#### [TASK TO COMPLETE]
In the entries below, find the lines that contain the word "color" and copy them.

#### [DATA LINES]
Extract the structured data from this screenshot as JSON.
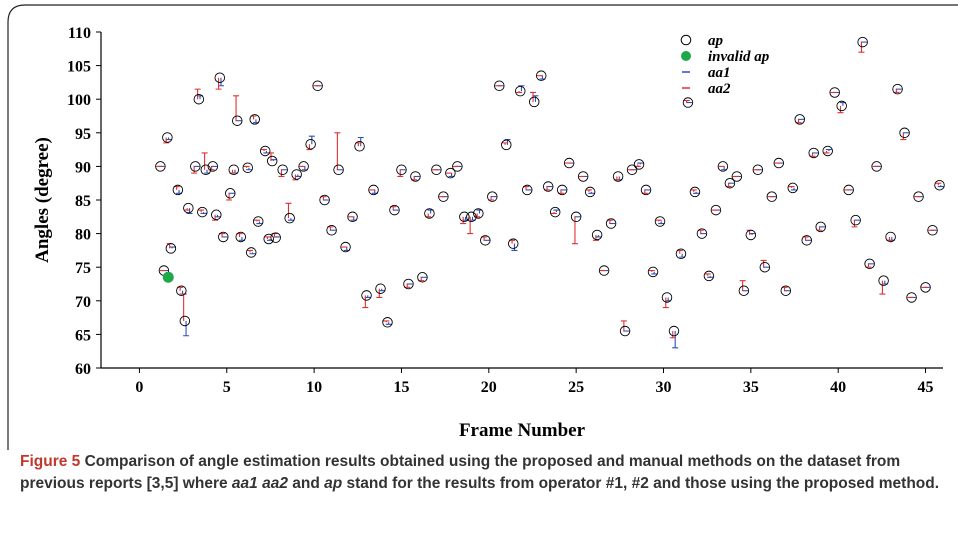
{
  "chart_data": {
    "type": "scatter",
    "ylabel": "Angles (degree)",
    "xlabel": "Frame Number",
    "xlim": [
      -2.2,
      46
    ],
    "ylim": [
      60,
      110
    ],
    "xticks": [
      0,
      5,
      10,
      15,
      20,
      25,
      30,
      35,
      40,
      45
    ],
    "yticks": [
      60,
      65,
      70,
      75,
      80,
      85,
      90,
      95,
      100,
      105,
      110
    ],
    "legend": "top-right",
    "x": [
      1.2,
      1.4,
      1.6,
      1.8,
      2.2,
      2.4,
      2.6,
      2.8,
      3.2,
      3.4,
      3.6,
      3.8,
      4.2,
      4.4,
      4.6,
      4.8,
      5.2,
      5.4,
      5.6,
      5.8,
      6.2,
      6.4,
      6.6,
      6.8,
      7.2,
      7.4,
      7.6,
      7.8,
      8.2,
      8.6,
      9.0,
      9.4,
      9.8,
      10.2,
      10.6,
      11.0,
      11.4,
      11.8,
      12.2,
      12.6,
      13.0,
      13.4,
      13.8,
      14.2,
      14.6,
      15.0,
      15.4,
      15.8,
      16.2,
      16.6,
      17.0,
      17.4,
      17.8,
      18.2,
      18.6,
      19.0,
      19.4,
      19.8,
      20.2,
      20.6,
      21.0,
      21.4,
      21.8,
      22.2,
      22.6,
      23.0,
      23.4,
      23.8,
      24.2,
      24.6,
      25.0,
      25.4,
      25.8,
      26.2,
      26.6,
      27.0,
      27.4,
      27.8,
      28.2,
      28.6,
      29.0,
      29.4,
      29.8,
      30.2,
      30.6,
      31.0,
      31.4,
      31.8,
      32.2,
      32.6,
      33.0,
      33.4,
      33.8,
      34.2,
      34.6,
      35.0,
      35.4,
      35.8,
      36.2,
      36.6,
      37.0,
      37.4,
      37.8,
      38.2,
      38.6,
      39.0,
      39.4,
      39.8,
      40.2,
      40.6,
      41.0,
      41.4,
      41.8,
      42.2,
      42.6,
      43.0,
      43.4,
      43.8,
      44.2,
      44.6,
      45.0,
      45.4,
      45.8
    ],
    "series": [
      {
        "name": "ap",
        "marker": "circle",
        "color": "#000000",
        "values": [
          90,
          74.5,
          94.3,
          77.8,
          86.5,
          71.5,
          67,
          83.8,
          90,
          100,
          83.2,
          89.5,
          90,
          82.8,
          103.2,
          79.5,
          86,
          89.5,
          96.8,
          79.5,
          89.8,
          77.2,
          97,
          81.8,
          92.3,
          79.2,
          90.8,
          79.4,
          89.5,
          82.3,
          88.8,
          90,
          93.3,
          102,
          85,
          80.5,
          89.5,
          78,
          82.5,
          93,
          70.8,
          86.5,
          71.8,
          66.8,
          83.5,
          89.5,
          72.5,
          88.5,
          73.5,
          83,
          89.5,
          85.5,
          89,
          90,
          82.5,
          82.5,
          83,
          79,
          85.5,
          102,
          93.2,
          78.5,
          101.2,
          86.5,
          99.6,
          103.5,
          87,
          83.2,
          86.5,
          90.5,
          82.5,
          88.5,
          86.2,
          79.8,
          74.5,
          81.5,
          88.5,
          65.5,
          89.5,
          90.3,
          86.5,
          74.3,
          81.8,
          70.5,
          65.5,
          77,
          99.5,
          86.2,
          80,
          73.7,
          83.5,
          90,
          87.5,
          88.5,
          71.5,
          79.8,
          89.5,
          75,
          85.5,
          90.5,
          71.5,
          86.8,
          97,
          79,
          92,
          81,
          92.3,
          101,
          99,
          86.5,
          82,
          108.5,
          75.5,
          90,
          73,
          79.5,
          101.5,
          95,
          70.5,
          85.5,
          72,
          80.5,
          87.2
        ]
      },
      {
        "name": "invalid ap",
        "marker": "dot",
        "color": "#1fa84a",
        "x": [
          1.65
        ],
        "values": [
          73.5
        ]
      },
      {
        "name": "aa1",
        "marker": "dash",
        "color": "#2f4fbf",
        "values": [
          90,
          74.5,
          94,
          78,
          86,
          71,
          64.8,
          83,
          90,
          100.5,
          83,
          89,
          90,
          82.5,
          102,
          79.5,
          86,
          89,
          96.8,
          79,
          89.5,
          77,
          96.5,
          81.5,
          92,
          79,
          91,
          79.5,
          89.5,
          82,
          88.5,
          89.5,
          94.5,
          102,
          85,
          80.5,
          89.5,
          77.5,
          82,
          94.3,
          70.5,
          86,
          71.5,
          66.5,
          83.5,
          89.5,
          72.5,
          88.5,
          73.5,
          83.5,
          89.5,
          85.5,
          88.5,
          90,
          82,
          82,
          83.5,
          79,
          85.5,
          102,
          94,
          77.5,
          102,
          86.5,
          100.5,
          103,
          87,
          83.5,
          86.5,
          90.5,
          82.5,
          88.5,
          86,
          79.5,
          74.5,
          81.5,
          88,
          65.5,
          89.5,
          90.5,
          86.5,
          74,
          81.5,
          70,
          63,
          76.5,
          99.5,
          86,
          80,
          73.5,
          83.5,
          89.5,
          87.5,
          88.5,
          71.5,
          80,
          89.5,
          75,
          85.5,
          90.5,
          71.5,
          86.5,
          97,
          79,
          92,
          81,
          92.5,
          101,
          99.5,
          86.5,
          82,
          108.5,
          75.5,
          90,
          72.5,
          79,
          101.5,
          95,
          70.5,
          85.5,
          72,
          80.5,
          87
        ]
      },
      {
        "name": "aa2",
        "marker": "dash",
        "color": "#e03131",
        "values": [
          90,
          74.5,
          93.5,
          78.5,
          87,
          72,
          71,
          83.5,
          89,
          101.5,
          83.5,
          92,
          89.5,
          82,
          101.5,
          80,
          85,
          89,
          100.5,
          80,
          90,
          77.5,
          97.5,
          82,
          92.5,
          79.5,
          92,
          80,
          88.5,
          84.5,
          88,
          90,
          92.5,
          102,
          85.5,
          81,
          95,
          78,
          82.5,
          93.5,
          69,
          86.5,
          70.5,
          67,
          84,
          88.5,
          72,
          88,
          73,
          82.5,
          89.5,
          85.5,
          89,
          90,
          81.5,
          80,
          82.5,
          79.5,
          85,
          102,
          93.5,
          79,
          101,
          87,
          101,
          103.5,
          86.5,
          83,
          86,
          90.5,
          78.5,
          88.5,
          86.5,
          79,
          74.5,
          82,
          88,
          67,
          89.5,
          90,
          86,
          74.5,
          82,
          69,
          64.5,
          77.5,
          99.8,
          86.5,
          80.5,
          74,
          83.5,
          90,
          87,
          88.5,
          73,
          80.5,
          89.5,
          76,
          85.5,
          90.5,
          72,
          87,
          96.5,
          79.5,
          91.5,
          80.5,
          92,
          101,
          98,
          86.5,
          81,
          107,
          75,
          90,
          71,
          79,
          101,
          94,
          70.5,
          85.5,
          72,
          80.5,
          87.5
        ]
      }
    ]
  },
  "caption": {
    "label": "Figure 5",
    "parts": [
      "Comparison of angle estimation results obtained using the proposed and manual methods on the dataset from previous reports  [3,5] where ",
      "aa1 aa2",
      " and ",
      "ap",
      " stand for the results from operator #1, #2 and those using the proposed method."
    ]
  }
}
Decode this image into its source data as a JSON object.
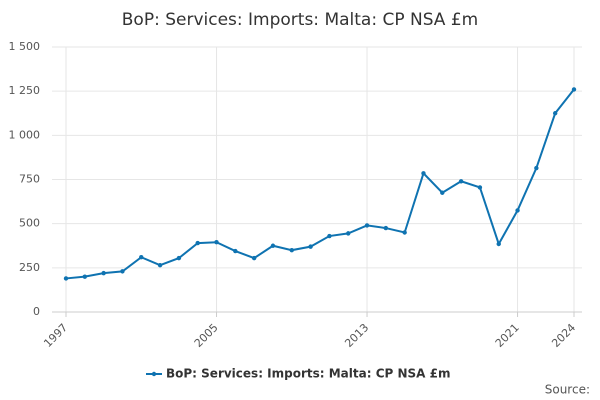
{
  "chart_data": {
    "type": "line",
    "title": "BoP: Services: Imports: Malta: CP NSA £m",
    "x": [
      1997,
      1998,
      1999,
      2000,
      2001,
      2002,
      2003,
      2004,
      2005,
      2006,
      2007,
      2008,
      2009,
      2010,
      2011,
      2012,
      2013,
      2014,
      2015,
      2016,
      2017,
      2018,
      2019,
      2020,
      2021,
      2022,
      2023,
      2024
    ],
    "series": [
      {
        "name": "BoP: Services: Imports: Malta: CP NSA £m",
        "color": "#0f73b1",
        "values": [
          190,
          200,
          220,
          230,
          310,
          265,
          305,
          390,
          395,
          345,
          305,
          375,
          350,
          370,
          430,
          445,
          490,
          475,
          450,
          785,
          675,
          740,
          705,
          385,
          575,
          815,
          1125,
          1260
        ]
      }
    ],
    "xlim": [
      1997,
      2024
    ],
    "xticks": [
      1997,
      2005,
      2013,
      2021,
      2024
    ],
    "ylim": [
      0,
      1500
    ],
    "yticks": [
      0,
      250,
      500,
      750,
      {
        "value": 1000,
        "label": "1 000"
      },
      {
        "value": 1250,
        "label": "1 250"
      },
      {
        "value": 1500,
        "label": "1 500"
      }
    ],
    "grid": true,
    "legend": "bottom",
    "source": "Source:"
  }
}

#### [SOLUTION FOR THIS EXERCISE]
        "color": "#000000",
        "color": "#1fa84a",
        "color": "#2f4fbf",
        "color": "#e03131",
        "color": "#0f73b1",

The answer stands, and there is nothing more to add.